Work to be completed – Please repeat all of the lines that follow, exactly as written.

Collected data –
+ + +
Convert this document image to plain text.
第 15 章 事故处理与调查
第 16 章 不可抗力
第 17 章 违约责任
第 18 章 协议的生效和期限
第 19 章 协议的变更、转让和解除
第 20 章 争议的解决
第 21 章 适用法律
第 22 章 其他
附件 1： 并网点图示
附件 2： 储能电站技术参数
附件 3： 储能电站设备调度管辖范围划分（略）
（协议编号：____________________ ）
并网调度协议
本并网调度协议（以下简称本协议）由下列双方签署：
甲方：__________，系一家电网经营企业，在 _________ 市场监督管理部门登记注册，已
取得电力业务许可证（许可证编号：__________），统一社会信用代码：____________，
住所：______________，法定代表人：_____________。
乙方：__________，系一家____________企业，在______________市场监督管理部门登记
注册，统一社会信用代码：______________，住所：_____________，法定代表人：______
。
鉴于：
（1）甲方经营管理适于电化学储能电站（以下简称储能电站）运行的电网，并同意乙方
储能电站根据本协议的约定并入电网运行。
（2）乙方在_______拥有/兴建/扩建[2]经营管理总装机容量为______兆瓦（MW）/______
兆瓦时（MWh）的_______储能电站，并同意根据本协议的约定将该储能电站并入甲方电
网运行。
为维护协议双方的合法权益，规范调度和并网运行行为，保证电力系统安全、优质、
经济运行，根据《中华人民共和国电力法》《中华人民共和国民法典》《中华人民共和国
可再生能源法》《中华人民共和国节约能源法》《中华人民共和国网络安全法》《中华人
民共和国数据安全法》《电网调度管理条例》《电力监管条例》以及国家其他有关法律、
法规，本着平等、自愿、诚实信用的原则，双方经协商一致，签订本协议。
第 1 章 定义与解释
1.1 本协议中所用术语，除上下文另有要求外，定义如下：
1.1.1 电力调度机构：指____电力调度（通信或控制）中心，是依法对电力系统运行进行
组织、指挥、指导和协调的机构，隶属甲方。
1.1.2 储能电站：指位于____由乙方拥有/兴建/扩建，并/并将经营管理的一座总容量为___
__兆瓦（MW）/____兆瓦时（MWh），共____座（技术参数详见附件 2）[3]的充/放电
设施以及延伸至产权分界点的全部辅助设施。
+ + +
Solution for this task –
Convert this document image to plain text.
第 15 章 事故处理与调查
第 16 章 不可抗力
第 17 章 违约责任
第 18 章 协议的生效和期限
第 19 章 协议的变更、转让和解除
第 20 章 争议的解决
第 21 章 适用法律
第 22 章 其他
附件 1： 并网点图示
附件 2： 储能电站技术参数
附件 3： 储能电站设备调度管辖范围划分（略）
（协议编号：____________________ ）
并网调度协议
本并网调度协议（以下简称本协议）由下列双方签署：
甲方：__________，系一家电网经营企业，在 _________ 市场监督管理部门登记注册，已
取得电力业务许可证（许可证编号：__________），统一社会信用代码：____________，
住所：______________，法定代表人：_____________。
乙方：__________，系一家____________企业，在______________市场监督管理部门登记
注册，统一社会信用代码：______________，住所：_____________，法定代表人：______
。
鉴于：
（1）甲方经营管理适于电化学储能电站（以下简称储能电站）运行的电网，并同意乙方
储能电站根据本协议的约定并入电网运行。
（2）乙方在_______拥有/兴建/扩建[2]经营管理总装机容量为______兆瓦（MW）/______
兆瓦时（MWh）的_______储能电站，并同意根据本协议的约定将该储能电站并入甲方电
网运行。
为维护协议双方的合法权益，规范调度和并网运行行为，保证电力系统安全、优质、
经济运行，根据《中华人民共和国电力法》《中华人民共和国民法典》《中华人民共和国
可再生能源法》《中华人民共和国节约能源法》《中华人民共和国网络安全法》《中华人
民共和国数据安全法》《电网调度管理条例》《电力监管条例》以及国家其他有关法律、
法规，本着平等、自愿、诚实信用的原则，双方经协商一致，签订本协议。
第 1 章 定义与解释
1.1 本协议中所用术语，除上下文另有要求外，定义如下：
1.1.1 电力调度机构：指____电力调度（通信或控制）中心，是依法对电力系统运行进行
组织、指挥、指导和协调的机构，隶属甲方。
1.1.2 储能电站：指位于____由乙方拥有/兴建/扩建，并/并将经营管理的一座总容量为___
__兆瓦（MW）/____兆瓦时（MWh），共____座（技术参数详见附件 2）[3]的充/放电
设施以及延伸至产权分界点的全部辅助设施。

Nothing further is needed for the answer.